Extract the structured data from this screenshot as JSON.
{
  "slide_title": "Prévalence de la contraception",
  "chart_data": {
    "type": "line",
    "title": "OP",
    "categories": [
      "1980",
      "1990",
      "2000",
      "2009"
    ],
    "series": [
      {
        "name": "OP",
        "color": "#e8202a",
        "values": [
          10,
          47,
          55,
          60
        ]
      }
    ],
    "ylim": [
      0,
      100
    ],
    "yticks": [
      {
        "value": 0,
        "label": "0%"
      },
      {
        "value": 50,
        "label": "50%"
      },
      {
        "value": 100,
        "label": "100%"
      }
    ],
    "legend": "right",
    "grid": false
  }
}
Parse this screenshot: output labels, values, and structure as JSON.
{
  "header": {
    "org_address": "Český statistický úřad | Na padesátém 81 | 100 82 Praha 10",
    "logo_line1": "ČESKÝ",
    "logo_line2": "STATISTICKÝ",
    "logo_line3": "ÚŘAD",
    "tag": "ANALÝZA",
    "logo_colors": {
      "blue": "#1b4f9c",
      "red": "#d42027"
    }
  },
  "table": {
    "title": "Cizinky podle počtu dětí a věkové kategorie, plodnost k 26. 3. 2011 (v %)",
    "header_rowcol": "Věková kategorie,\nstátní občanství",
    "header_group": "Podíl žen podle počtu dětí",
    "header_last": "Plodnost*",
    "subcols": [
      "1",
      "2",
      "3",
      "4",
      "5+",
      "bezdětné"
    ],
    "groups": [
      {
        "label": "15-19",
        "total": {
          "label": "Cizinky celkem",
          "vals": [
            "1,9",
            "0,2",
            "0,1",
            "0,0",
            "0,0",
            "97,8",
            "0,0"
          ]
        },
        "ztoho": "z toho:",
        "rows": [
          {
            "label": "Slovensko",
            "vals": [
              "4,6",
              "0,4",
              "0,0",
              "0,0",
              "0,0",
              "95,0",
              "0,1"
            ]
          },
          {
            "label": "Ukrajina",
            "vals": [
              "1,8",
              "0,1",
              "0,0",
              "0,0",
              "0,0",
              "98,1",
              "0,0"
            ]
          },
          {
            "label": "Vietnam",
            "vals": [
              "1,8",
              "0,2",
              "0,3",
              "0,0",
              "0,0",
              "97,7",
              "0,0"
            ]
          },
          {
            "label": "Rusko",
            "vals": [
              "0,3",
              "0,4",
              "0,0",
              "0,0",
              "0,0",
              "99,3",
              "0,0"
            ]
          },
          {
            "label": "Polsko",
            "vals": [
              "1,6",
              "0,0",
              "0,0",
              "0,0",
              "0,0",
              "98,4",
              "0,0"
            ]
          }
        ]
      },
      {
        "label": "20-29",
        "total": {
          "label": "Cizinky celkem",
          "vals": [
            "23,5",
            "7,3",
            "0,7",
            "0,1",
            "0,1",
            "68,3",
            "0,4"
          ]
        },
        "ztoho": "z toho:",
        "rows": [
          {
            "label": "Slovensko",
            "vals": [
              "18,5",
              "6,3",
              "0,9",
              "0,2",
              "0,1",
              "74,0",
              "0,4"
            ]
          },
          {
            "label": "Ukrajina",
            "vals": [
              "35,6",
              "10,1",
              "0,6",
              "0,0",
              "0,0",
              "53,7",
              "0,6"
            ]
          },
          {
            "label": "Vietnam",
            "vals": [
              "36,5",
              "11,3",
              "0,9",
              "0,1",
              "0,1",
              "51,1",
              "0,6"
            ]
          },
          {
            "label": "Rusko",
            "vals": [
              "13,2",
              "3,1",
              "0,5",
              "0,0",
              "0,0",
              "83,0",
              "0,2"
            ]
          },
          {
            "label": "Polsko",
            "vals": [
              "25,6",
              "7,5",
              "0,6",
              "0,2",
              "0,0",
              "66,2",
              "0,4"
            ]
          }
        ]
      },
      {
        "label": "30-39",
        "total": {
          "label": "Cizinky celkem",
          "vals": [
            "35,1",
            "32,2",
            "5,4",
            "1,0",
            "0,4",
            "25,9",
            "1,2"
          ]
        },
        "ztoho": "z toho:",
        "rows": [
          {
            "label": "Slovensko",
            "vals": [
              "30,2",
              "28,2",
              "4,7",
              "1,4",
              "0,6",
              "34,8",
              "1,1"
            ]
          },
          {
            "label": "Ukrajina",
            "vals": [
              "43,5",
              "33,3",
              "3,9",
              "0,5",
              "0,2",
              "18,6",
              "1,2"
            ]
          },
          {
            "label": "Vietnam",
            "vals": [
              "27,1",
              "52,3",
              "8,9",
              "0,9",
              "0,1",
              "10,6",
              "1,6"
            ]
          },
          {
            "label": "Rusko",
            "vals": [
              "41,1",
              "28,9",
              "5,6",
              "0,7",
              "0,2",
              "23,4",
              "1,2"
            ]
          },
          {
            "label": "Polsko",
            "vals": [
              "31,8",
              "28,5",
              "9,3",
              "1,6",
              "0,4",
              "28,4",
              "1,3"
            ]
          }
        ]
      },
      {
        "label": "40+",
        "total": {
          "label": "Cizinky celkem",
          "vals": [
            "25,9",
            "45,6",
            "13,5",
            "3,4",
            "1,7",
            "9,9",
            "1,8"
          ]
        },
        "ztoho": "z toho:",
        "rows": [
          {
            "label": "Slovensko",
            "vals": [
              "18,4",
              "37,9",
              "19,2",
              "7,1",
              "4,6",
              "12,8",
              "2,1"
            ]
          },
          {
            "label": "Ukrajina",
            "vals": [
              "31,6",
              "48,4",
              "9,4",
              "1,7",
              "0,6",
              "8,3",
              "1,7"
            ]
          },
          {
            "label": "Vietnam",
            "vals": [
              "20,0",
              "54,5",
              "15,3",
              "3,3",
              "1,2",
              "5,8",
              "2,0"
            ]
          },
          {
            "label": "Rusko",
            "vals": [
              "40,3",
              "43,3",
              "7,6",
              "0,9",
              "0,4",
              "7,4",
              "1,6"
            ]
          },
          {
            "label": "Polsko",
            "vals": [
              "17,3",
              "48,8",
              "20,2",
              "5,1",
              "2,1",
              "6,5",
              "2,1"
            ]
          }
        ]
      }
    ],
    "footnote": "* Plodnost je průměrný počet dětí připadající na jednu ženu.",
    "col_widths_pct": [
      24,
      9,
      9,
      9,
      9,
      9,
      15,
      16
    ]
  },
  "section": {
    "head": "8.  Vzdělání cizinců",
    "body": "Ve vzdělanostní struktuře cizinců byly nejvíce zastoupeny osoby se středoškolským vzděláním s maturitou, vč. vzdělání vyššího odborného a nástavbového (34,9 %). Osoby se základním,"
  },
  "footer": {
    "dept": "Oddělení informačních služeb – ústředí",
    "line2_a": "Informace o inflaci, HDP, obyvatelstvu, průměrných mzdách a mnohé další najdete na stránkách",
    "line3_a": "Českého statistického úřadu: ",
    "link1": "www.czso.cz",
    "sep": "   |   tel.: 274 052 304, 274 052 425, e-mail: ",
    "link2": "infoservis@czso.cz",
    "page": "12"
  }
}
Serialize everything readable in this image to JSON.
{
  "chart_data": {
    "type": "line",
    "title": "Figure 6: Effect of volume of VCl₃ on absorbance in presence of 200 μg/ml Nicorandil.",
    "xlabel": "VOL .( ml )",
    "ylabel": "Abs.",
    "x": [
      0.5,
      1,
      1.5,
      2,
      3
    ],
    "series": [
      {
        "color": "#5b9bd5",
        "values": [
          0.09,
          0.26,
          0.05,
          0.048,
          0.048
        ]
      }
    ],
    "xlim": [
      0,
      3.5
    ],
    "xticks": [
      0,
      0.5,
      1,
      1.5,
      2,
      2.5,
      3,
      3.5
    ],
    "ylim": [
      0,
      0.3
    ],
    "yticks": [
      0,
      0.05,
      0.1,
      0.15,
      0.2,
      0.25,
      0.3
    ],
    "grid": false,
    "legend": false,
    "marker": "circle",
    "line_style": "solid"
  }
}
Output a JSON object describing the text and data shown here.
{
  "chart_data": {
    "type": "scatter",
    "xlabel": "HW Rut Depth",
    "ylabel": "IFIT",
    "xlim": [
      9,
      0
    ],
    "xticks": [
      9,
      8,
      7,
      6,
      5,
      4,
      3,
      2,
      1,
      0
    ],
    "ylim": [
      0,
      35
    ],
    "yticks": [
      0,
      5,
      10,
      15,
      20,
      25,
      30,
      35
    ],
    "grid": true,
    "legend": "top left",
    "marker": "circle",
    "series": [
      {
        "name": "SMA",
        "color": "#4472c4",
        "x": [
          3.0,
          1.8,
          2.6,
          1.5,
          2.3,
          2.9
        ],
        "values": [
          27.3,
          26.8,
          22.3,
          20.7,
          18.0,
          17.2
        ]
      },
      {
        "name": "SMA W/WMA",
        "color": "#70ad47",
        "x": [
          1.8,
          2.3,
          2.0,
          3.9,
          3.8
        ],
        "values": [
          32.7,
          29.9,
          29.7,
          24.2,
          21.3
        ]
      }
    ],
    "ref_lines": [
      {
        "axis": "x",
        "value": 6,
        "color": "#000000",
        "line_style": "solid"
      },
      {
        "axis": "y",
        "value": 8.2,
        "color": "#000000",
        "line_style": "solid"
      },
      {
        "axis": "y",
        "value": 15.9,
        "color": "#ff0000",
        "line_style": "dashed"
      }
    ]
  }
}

### JOB
Look over the material above and show each line where "czso" appears.

### THE REPLY
    "link1": "www.czso.cz",
    "link2": "infoservis@czso.cz",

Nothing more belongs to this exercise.